**Directive:** Copy every line of the data that includes the string "cccccc".

------------------------------------------------

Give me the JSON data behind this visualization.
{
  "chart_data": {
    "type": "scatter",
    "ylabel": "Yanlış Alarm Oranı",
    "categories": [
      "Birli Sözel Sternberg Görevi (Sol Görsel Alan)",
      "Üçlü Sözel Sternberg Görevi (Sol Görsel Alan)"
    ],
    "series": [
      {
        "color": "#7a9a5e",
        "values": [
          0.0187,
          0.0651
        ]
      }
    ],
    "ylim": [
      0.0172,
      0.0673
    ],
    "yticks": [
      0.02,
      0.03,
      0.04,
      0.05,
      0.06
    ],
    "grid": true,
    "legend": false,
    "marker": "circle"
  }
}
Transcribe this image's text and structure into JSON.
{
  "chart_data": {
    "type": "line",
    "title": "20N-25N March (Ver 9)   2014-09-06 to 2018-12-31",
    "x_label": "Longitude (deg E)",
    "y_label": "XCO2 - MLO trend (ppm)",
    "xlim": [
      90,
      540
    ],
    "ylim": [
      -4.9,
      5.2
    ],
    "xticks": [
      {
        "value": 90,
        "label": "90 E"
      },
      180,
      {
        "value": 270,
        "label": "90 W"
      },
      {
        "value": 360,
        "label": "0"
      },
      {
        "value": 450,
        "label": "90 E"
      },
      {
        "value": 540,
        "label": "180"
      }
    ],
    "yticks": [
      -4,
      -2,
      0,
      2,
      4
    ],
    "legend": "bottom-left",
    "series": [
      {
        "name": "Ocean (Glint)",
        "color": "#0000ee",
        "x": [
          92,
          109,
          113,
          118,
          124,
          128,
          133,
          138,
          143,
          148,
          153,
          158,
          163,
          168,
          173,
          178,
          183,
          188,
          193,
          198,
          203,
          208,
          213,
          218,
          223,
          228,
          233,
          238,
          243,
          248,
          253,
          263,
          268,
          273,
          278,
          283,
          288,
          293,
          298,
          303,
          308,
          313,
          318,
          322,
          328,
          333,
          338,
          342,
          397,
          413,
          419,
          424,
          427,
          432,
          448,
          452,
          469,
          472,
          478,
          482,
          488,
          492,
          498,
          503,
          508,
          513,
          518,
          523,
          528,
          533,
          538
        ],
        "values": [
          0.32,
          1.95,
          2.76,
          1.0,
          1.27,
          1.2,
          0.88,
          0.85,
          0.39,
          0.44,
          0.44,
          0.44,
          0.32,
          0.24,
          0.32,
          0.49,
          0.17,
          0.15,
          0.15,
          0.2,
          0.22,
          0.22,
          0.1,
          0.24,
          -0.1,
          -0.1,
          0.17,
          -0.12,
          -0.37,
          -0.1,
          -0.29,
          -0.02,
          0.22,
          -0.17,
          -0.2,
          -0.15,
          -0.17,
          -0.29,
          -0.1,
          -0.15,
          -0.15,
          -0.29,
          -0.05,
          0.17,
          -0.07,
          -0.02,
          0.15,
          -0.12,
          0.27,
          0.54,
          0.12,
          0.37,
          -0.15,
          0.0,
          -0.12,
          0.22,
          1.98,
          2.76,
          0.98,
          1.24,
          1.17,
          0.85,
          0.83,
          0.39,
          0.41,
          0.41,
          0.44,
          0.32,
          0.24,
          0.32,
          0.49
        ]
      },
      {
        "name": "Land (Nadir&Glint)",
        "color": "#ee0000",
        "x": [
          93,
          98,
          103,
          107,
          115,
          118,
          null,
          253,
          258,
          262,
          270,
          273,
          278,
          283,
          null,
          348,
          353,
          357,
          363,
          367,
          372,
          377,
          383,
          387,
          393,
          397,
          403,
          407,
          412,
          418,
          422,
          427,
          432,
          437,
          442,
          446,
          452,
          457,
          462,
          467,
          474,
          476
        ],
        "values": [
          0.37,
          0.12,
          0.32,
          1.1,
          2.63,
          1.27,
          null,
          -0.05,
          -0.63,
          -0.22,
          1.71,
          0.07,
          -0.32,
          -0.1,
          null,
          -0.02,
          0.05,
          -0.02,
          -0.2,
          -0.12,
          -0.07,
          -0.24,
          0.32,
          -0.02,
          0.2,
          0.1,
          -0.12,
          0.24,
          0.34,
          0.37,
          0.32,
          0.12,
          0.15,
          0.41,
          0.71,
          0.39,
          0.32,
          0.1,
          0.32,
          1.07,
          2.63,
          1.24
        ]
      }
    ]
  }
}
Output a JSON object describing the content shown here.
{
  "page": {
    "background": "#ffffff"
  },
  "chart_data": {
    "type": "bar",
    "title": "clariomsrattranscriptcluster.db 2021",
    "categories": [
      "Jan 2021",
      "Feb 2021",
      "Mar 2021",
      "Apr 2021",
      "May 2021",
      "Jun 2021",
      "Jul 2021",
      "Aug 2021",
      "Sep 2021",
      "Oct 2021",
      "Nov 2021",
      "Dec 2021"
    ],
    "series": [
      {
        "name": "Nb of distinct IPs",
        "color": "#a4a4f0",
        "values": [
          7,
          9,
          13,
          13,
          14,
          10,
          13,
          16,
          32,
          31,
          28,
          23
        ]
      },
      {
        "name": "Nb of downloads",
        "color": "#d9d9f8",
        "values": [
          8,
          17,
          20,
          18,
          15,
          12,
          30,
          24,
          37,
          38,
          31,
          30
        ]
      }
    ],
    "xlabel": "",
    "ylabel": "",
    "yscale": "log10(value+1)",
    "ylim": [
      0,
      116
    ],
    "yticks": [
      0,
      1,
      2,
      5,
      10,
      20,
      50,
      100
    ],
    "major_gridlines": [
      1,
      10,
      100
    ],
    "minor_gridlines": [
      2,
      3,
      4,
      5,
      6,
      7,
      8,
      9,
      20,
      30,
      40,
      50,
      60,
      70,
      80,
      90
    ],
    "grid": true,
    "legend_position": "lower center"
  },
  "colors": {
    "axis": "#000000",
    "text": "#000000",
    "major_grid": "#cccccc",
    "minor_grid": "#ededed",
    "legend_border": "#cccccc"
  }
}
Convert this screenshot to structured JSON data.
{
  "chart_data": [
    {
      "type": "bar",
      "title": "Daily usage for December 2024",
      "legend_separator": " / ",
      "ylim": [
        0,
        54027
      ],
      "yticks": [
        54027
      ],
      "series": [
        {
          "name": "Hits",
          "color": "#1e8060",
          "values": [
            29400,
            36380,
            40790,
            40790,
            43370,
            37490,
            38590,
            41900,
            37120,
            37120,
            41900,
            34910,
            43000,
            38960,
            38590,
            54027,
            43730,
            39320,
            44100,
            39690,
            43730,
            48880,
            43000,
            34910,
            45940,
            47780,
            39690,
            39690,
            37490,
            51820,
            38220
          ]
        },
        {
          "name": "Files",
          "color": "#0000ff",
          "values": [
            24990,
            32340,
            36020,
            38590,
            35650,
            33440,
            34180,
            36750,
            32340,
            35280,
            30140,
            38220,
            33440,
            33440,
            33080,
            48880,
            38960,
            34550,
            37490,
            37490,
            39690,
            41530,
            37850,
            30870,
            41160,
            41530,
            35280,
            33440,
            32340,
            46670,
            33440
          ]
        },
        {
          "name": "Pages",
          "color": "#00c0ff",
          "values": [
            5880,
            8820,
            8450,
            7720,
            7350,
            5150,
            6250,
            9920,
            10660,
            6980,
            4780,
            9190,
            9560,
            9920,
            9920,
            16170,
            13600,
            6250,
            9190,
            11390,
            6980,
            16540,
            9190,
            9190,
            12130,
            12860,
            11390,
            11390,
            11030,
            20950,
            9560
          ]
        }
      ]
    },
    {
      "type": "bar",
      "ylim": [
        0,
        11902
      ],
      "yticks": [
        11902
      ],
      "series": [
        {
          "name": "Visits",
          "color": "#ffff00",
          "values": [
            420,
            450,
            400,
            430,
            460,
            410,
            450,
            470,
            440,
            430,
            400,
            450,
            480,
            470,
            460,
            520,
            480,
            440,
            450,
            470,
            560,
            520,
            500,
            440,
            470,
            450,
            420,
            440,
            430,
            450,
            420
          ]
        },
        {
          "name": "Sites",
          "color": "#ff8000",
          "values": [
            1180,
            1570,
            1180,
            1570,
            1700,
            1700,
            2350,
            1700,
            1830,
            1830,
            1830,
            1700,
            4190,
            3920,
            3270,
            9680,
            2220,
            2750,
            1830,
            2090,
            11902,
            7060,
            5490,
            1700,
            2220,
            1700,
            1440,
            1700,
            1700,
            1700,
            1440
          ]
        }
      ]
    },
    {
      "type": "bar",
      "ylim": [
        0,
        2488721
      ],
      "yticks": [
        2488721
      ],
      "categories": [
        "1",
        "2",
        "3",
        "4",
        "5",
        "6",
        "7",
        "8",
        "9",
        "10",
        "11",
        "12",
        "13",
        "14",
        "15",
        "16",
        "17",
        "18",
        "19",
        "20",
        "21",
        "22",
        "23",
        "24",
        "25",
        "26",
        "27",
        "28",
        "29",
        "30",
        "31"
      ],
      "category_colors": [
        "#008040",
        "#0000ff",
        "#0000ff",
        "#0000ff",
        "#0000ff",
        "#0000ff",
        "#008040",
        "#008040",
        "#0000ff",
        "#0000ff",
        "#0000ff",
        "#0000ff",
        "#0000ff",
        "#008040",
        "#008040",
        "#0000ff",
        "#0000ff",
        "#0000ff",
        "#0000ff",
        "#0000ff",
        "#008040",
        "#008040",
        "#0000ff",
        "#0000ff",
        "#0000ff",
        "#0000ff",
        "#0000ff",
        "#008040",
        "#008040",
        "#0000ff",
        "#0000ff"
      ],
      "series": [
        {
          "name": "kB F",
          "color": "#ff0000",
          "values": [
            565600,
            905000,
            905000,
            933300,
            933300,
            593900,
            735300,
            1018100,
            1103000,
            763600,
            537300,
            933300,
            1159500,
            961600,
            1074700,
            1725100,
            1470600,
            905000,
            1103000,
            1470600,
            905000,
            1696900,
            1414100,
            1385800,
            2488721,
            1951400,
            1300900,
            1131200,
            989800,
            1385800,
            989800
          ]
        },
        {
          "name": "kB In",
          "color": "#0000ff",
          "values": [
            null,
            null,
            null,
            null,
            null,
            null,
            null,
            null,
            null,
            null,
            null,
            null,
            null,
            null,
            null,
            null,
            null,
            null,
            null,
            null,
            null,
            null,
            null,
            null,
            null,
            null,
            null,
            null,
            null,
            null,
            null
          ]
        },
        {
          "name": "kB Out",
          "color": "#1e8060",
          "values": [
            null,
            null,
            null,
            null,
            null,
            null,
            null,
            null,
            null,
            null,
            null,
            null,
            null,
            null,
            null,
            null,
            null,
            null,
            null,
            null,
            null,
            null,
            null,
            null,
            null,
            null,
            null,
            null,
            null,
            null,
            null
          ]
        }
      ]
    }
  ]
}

------------------------------------------------

**Finished exercise:**
    "major_grid": "#cccccc",
    "legend_border": "#cccccc"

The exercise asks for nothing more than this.